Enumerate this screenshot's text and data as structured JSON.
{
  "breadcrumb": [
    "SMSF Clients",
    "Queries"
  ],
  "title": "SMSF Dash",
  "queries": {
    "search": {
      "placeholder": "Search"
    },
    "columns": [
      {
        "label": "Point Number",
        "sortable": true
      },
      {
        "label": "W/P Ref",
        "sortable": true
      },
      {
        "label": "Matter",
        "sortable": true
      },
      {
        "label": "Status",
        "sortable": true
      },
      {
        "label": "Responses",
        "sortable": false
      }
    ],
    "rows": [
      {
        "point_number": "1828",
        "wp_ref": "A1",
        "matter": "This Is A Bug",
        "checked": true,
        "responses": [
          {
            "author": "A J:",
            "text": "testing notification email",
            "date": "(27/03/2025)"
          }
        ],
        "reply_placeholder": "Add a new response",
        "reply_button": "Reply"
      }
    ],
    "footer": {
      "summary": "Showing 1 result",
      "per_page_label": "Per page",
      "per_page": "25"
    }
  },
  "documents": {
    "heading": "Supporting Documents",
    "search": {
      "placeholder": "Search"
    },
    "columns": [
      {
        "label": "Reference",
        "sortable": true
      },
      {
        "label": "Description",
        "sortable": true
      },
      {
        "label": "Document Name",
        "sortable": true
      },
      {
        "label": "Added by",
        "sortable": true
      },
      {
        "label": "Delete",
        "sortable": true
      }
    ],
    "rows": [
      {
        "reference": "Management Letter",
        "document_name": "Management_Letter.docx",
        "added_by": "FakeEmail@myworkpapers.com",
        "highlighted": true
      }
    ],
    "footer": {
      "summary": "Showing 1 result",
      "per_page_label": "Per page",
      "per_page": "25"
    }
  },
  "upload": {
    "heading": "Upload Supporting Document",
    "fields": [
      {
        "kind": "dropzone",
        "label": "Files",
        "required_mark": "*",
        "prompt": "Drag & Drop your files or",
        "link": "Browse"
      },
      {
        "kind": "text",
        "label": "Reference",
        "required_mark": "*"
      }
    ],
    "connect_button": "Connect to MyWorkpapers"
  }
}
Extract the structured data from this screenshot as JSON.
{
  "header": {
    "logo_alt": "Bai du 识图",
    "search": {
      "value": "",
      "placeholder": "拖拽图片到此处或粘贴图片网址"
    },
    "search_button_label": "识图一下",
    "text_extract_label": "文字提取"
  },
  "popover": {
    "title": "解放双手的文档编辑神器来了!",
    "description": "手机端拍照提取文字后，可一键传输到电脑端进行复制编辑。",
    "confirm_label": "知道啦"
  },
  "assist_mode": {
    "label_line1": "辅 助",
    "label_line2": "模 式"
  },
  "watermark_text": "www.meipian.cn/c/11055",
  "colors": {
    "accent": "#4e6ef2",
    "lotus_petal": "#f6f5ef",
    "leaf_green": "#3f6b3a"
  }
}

### [Written exercise]
Collect, from the material above, every line containing the word "structured".

### [Exercise response]
Enumerate this screenshot's text and data as structured JSON.
Extract the structured data from this screenshot as JSON.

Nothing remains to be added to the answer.